Challenge: Give the entries again exactly, every one of them.

(Data excerpts)
▬▬▬▬▬▬

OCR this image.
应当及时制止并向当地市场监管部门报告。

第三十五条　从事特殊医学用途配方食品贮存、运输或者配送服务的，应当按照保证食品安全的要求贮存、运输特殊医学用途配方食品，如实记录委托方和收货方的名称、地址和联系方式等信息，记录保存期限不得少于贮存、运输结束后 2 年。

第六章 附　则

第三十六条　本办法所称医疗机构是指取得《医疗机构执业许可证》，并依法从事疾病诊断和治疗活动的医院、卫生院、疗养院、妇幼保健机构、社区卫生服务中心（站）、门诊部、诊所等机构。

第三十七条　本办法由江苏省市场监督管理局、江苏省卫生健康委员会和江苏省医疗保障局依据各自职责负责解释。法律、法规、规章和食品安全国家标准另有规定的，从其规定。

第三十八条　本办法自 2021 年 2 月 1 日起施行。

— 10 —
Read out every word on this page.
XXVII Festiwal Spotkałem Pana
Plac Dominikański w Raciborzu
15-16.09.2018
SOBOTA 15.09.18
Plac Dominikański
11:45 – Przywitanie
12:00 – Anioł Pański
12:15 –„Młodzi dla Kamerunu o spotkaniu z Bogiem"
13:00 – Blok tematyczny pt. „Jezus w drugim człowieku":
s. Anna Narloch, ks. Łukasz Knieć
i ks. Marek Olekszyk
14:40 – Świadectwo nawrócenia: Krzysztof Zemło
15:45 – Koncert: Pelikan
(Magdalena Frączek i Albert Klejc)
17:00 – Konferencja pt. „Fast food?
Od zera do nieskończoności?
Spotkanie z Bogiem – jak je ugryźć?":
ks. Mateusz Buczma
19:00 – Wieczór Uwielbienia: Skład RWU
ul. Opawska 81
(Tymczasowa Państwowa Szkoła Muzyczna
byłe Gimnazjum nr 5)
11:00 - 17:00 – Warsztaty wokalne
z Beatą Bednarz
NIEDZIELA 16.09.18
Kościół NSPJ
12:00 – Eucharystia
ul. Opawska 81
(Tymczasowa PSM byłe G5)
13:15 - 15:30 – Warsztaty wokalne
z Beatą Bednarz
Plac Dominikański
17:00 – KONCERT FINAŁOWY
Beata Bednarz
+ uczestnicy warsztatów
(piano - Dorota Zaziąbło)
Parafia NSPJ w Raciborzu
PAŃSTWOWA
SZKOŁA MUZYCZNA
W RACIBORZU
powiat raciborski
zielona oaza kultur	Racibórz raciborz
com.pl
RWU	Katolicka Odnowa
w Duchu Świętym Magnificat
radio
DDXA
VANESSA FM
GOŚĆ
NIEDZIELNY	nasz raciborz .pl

▬▬▬▬▬▬

Task response:
OCR this image.
应当及时制止并向当地市场监管部门报告。

第三十五条　从事特殊医学用途配方食品贮存、运输或者配送服务的，应当按照保证食品安全的要求贮存、运输特殊医学用途配方食品，如实记录委托方和收货方的名称、地址和联系方式等信息，记录保存期限不得少于贮存、运输结束后 2 年。

第六章 附　则

第三十六条　本办法所称医疗机构是指取得《医疗机构执业许可证》，并依法从事疾病诊断和治疗活动的医院、卫生院、疗养院、妇幼保健机构、社区卫生服务中心（站）、门诊部、诊所等机构。

第三十七条　本办法由江苏省市场监督管理局、江苏省卫生健康委员会和江苏省医疗保障局依据各自职责负责解释。法律、法规、规章和食品安全国家标准另有规定的，从其规定。

第三十八条　本办法自 2021 年 2 月 1 日起施行。

— 10 —
Read out every word on this page.
XXVII Festiwal Spotkałem Pana
Plac Dominikański w Raciborzu
15-16.09.2018
SOBOTA 15.09.18
Plac Dominikański
11:45 – Przywitanie
12:00 – Anioł Pański
12:15 –„Młodzi dla Kamerunu o spotkaniu z Bogiem"
13:00 – Blok tematyczny pt. „Jezus w drugim człowieku":
s. Anna Narloch, ks. Łukasz Knieć
i ks. Marek Olekszyk
14:40 – Świadectwo nawrócenia: Krzysztof Zemło
15:45 – Koncert: Pelikan
(Magdalena Frączek i Albert Klejc)
17:00 – Konferencja pt. „Fast food?
Od zera do nieskończoności?
Spotkanie z Bogiem – jak je ugryźć?":
ks. Mateusz Buczma
19:00 – Wieczór Uwielbienia: Skład RWU
ul. Opawska 81
(Tymczasowa Państwowa Szkoła Muzyczna
byłe Gimnazjum nr 5)
11:00 - 17:00 – Warsztaty wokalne
z Beatą Bednarz
NIEDZIELA 16.09.18
Kościół NSPJ
12:00 – Eucharystia
ul. Opawska 81
(Tymczasowa PSM byłe G5)
13:15 - 15:30 – Warsztaty wokalne
z Beatą Bednarz
Plac Dominikański
17:00 – KONCERT FINAŁOWY
Beata Bednarz
+ uczestnicy warsztatów
(piano - Dorota Zaziąbło)
Parafia NSPJ w Raciborzu
PAŃSTWOWA
SZKOŁA MUZYCZNA
W RACIBORZU
powiat raciborski
zielona oaza kultur	Racibórz raciborz
com.pl
RWU	Katolicka Odnowa
w Duchu Świętym Magnificat
radio
DDXA
VANESSA FM
GOŚĆ
NIEDZIELNY	nasz raciborz .pl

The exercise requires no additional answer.